To do | Copy out the listing that follows exactly, dropping every picture.

(Collected data)
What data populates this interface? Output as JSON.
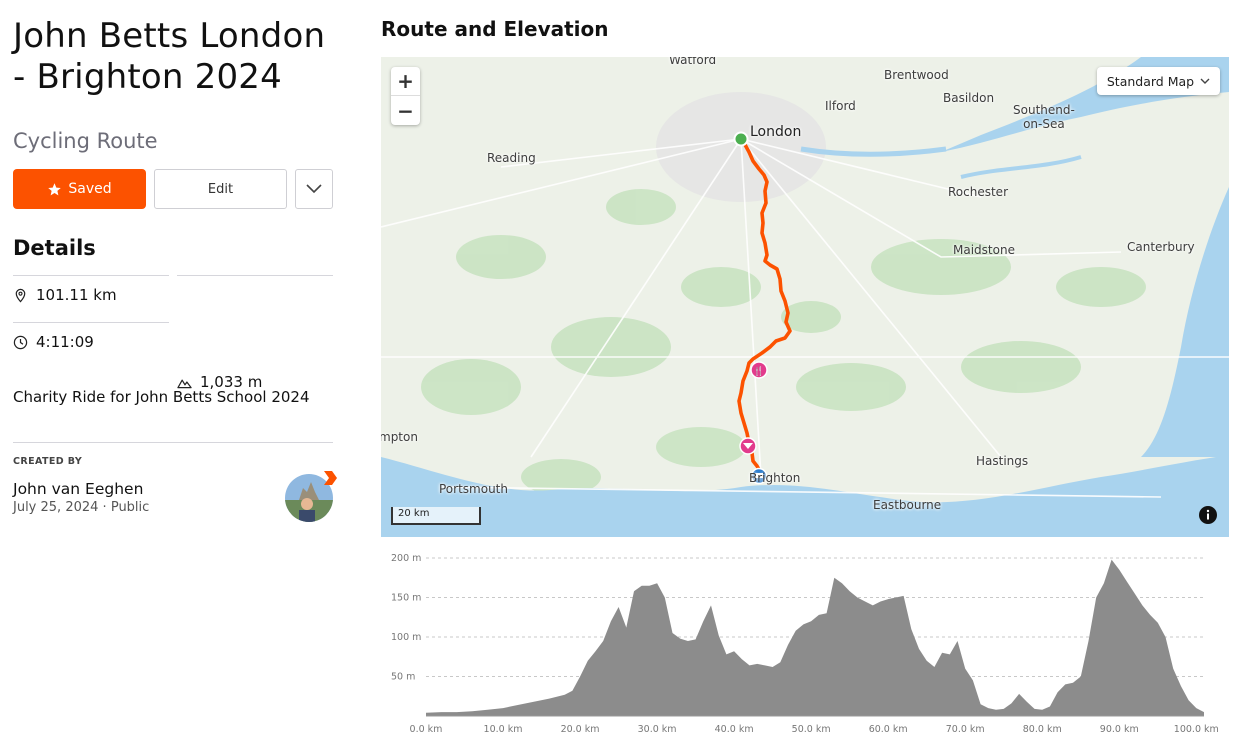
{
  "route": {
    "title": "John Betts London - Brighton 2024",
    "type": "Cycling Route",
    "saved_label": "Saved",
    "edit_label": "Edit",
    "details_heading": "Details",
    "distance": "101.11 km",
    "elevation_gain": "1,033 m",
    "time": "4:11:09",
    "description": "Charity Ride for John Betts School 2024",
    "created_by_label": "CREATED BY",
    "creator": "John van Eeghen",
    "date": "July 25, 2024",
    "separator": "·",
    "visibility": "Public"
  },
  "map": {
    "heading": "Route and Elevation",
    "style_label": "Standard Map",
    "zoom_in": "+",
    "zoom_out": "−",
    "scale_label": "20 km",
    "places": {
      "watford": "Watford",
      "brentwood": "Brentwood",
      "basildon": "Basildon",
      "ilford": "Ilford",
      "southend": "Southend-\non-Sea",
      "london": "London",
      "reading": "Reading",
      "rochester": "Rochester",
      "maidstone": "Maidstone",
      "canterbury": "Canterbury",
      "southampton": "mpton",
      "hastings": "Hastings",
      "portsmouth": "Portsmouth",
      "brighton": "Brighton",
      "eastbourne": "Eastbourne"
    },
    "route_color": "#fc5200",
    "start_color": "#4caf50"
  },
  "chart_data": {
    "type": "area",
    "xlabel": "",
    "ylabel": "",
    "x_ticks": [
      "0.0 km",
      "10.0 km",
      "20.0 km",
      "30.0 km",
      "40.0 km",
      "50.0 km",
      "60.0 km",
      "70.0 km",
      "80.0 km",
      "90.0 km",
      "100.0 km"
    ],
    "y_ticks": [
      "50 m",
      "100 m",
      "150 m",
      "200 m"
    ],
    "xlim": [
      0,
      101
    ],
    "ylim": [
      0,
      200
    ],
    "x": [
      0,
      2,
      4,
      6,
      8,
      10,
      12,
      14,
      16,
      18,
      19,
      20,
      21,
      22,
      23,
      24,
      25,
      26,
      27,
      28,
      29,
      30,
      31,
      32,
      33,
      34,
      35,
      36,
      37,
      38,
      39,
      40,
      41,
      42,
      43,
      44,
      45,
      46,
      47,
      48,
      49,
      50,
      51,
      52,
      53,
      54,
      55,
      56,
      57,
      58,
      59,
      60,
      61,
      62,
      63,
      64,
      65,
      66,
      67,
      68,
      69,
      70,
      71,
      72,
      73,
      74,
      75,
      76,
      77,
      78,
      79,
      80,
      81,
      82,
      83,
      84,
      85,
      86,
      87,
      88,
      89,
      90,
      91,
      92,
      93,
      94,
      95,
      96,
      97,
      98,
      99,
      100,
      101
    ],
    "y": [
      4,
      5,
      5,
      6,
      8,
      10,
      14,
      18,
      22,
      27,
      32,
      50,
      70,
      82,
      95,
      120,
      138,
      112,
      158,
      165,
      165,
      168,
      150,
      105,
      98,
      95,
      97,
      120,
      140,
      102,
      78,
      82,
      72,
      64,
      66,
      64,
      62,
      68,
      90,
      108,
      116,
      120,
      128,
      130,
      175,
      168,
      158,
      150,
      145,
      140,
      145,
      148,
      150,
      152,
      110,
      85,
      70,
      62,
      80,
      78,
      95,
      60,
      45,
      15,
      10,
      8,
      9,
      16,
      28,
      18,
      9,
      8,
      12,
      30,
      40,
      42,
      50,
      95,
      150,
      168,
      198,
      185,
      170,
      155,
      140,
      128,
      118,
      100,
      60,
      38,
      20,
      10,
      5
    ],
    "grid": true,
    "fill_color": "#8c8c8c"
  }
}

Result |
What data populates this interface? Output as JSON.
{
  "route": {
    "title": "John Betts London - Brighton 2024",
    "type": "Cycling Route",
    "saved_label": "Saved",
    "edit_label": "Edit",
    "details_heading": "Details",
    "distance": "101.11 km",
    "elevation_gain": "1,033 m",
    "time": "4:11:09",
    "description": "Charity Ride for John Betts School 2024",
    "created_by_label": "CREATED BY",
    "creator": "John van Eeghen",
    "date": "July 25, 2024",
    "separator": "·",
    "visibility": "Public"
  },
  "map": {
    "heading": "Route and Elevation",
    "style_label": "Standard Map",
    "zoom_in": "+",
    "zoom_out": "−",
    "scale_label": "20 km",
    "places": {
      "watford": "Watford",
      "brentwood": "Brentwood",
      "basildon": "Basildon",
      "ilford": "Ilford",
      "southend": "Southend-\non-Sea",
      "london": "London",
      "reading": "Reading",
      "rochester": "Rochester",
      "maidstone": "Maidstone",
      "canterbury": "Canterbury",
      "southampton": "mpton",
      "hastings": "Hastings",
      "portsmouth": "Portsmouth",
      "brighton": "Brighton",
      "eastbourne": "Eastbourne"
    },
    "route_color": "#fc5200",
    "start_color": "#4caf50"
  },
  "chart_data": {
    "type": "area",
    "xlabel": "",
    "ylabel": "",
    "x_ticks": [
      "0.0 km",
      "10.0 km",
      "20.0 km",
      "30.0 km",
      "40.0 km",
      "50.0 km",
      "60.0 km",
      "70.0 km",
      "80.0 km",
      "90.0 km",
      "100.0 km"
    ],
    "y_ticks": [
      "50 m",
      "100 m",
      "150 m",
      "200 m"
    ],
    "xlim": [
      0,
      101
    ],
    "ylim": [
      0,
      200
    ],
    "x": [
      0,
      2,
      4,
      6,
      8,
      10,
      12,
      14,
      16,
      18,
      19,
      20,
      21,
      22,
      23,
      24,
      25,
      26,
      27,
      28,
      29,
      30,
      31,
      32,
      33,
      34,
      35,
      36,
      37,
      38,
      39,
      40,
      41,
      42,
      43,
      44,
      45,
      46,
      47,
      48,
      49,
      50,
      51,
      52,
      53,
      54,
      55,
      56,
      57,
      58,
      59,
      60,
      61,
      62,
      63,
      64,
      65,
      66,
      67,
      68,
      69,
      70,
      71,
      72,
      73,
      74,
      75,
      76,
      77,
      78,
      79,
      80,
      81,
      82,
      83,
      84,
      85,
      86,
      87,
      88,
      89,
      90,
      91,
      92,
      93,
      94,
      95,
      96,
      97,
      98,
      99,
      100,
      101
    ],
    "y": [
      4,
      5,
      5,
      6,
      8,
      10,
      14,
      18,
      22,
      27,
      32,
      50,
      70,
      82,
      95,
      120,
      138,
      112,
      158,
      165,
      165,
      168,
      150,
      105,
      98,
      95,
      97,
      120,
      140,
      102,
      78,
      82,
      72,
      64,
      66,
      64,
      62,
      68,
      90,
      108,
      116,
      120,
      128,
      130,
      175,
      168,
      158,
      150,
      145,
      140,
      145,
      148,
      150,
      152,
      110,
      85,
      70,
      62,
      80,
      78,
      95,
      60,
      45,
      15,
      10,
      8,
      9,
      16,
      28,
      18,
      9,
      8,
      12,
      30,
      40,
      42,
      50,
      95,
      150,
      168,
      198,
      185,
      170,
      155,
      140,
      128,
      118,
      100,
      60,
      38,
      20,
      10,
      5
    ],
    "grid": true,
    "fill_color": "#8c8c8c"
  }
}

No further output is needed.